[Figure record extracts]
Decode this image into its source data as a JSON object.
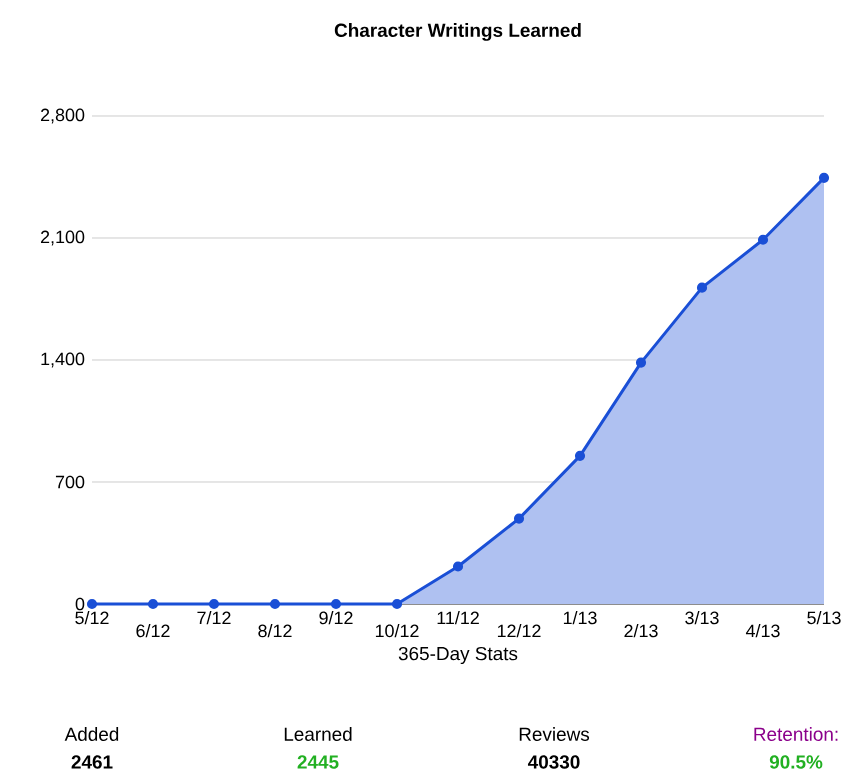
{
  "chart_data": {
    "type": "area",
    "title": "Character Writings Learned",
    "xlabel": "365-Day Stats",
    "categories": [
      "5/12",
      "6/12",
      "7/12",
      "8/12",
      "9/12",
      "10/12",
      "11/12",
      "12/12",
      "1/13",
      "2/13",
      "3/13",
      "4/13",
      "5/13"
    ],
    "series": [
      {
        "color": "#1a4fd6",
        "values": [
          0,
          0,
          0,
          0,
          0,
          0,
          215,
          490,
          850,
          1385,
          1815,
          2090,
          2445
        ]
      }
    ],
    "ylim": [
      0,
      2800
    ],
    "yticks": [
      {
        "value": 0,
        "label": "0"
      },
      {
        "value": 700,
        "label": "700"
      },
      {
        "value": 1400,
        "label": "1,400"
      },
      {
        "value": 2100,
        "label": "2,100"
      },
      {
        "value": 2800,
        "label": "2,800"
      }
    ],
    "grid": "y",
    "marker": "circle",
    "annotations": [
      "Added",
      "2461",
      "Learned",
      "2445",
      "Reviews",
      "40330",
      "Retention:",
      "90.5%"
    ]
  }
}
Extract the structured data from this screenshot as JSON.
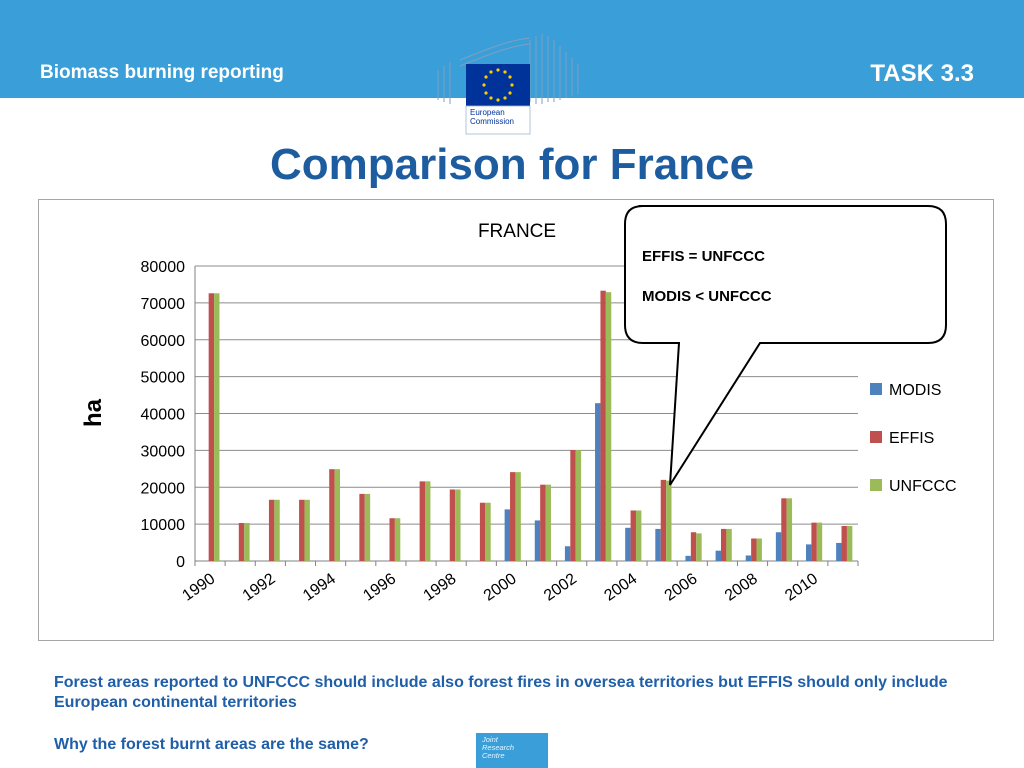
{
  "header": {
    "left": "Biomass burning reporting",
    "right": "TASK 3.3"
  },
  "logo": {
    "text_line1": "European",
    "text_line2": "Commission"
  },
  "page_title": "Comparison for France",
  "callout": {
    "line1": "EFFIS = UNFCCC",
    "line2": "MODIS < UNFCCC"
  },
  "footer": {
    "text": "Forest areas reported to UNFCCC should include also forest fires in oversea territories but EFFIS should only include European continental territories",
    "question": "Why the forest burnt areas are the same?"
  },
  "jrc_logo": {
    "l1": "Joint",
    "l2": "Research",
    "l3": "Centre"
  },
  "colors": {
    "header": "#3a9fd8",
    "title": "#1d5c9e",
    "modis": "#4f81bd",
    "effis": "#c0504d",
    "unfccc": "#9bbb59"
  },
  "chart_data": {
    "type": "bar",
    "title": "FRANCE",
    "ylabel": "ha",
    "xlabel": "",
    "ylim": [
      0,
      80000
    ],
    "yticks": [
      0,
      10000,
      20000,
      30000,
      40000,
      50000,
      60000,
      70000,
      80000
    ],
    "categories": [
      "1990",
      "1991",
      "1992",
      "1993",
      "1994",
      "1995",
      "1996",
      "1997",
      "1998",
      "1999",
      "2000",
      "2001",
      "2002",
      "2003",
      "2004",
      "2005",
      "2006",
      "2007",
      "2008",
      "2009",
      "2010",
      "2011"
    ],
    "xtick_labels": [
      "1990",
      "1992",
      "1994",
      "1996",
      "1998",
      "2000",
      "2002",
      "2004",
      "2006",
      "2008",
      "2010"
    ],
    "legend_position": "right",
    "series": [
      {
        "name": "MODIS",
        "color": "#4f81bd",
        "values": [
          null,
          null,
          null,
          null,
          null,
          null,
          null,
          null,
          null,
          null,
          14000,
          11000,
          4000,
          42800,
          9000,
          8700,
          1400,
          2800,
          1500,
          7800,
          4500,
          4900
        ]
      },
      {
        "name": "EFFIS",
        "color": "#c0504d",
        "values": [
          72600,
          10300,
          16600,
          16600,
          24900,
          18200,
          11600,
          21600,
          19400,
          15800,
          24100,
          20700,
          30100,
          73300,
          13700,
          22000,
          7800,
          8700,
          6100,
          17000,
          10400,
          9500
        ]
      },
      {
        "name": "UNFCCC",
        "color": "#9bbb59",
        "values": [
          72600,
          10300,
          16600,
          16600,
          24900,
          18200,
          11600,
          21600,
          19400,
          15800,
          24100,
          20700,
          30100,
          72900,
          13700,
          21800,
          7500,
          8700,
          6100,
          17000,
          10400,
          9500
        ]
      }
    ]
  }
}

Brief: Every line should be retyped exactly, with the pictures omitted.

Expected answer:
Decode this image into its source data as a JSON object.
{
  "chart_data": {
    "type": "area",
    "title": "Character Writings Learned",
    "xlabel": "365-Day Stats",
    "categories": [
      "5/12",
      "6/12",
      "7/12",
      "8/12",
      "9/12",
      "10/12",
      "11/12",
      "12/12",
      "1/13",
      "2/13",
      "3/13",
      "4/13",
      "5/13"
    ],
    "series": [
      {
        "color": "#1a4fd6",
        "values": [
          0,
          0,
          0,
          0,
          0,
          0,
          215,
          490,
          850,
          1385,
          1815,
          2090,
          2445
        ]
      }
    ],
    "ylim": [
      0,
      2800
    ],
    "yticks": [
      {
        "value": 0,
        "label": "0"
      },
      {
        "value": 700,
        "label": "700"
      },
      {
        "value": 1400,
        "label": "1,400"
      },
      {
        "value": 2100,
        "label": "2,100"
      },
      {
        "value": 2800,
        "label": "2,800"
      }
    ],
    "grid": "y",
    "marker": "circle",
    "annotations": [
      "Added",
      "2461",
      "Learned",
      "2445",
      "Reviews",
      "40330",
      "Retention:",
      "90.5%"
    ]
  }
}
Extract the structured data from this screenshot as JSON.
{
  "header": {
    "left": "Biomass burning reporting",
    "right": "TASK 3.3"
  },
  "logo": {
    "text_line1": "European",
    "text_line2": "Commission"
  },
  "page_title": "Comparison for France",
  "callout": {
    "line1": "EFFIS = UNFCCC",
    "line2": "MODIS < UNFCCC"
  },
  "footer": {
    "text": "Forest areas reported to UNFCCC should include also forest fires in oversea territories but EFFIS should only include European continental territories",
    "question": "Why the forest burnt areas are the same?"
  },
  "jrc_logo": {
    "l1": "Joint",
    "l2": "Research",
    "l3": "Centre"
  },
  "colors": {
    "header": "#3a9fd8",
    "title": "#1d5c9e",
    "modis": "#4f81bd",
    "effis": "#c0504d",
    "unfccc": "#9bbb59"
  },
  "chart_data": {
    "type": "bar",
    "title": "FRANCE",
    "ylabel": "ha",
    "xlabel": "",
    "ylim": [
      0,
      80000
    ],
    "yticks": [
      0,
      10000,
      20000,
      30000,
      40000,
      50000,
      60000,
      70000,
      80000
    ],
    "categories": [
      "1990",
      "1991",
      "1992",
      "1993",
      "1994",
      "1995",
      "1996",
      "1997",
      "1998",
      "1999",
      "2000",
      "2001",
      "2002",
      "2003",
      "2004",
      "2005",
      "2006",
      "2007",
      "2008",
      "2009",
      "2010",
      "2011"
    ],
    "xtick_labels": [
      "1990",
      "1992",
      "1994",
      "1996",
      "1998",
      "2000",
      "2002",
      "2004",
      "2006",
      "2008",
      "2010"
    ],
    "legend_position": "right",
    "series": [
      {
        "name": "MODIS",
        "color": "#4f81bd",
        "values": [
          null,
          null,
          null,
          null,
          null,
          null,
          null,
          null,
          null,
          null,
          14000,
          11000,
          4000,
          42800,
          9000,
          8700,
          1400,
          2800,
          1500,
          7800,
          4500,
          4900
        ]
      },
      {
        "name": "EFFIS",
        "color": "#c0504d",
        "values": [
          72600,
          10300,
          16600,
          16600,
          24900,
          18200,
          11600,
          21600,
          19400,
          15800,
          24100,
          20700,
          30100,
          73300,
          13700,
          22000,
          7800,
          8700,
          6100,
          17000,
          10400,
          9500
        ]
      },
      {
        "name": "UNFCCC",
        "color": "#9bbb59",
        "values": [
          72600,
          10300,
          16600,
          16600,
          24900,
          18200,
          11600,
          21600,
          19400,
          15800,
          24100,
          20700,
          30100,
          72900,
          13700,
          21800,
          7500,
          8700,
          6100,
          17000,
          10400,
          9500
        ]
      }
    ]
  }
}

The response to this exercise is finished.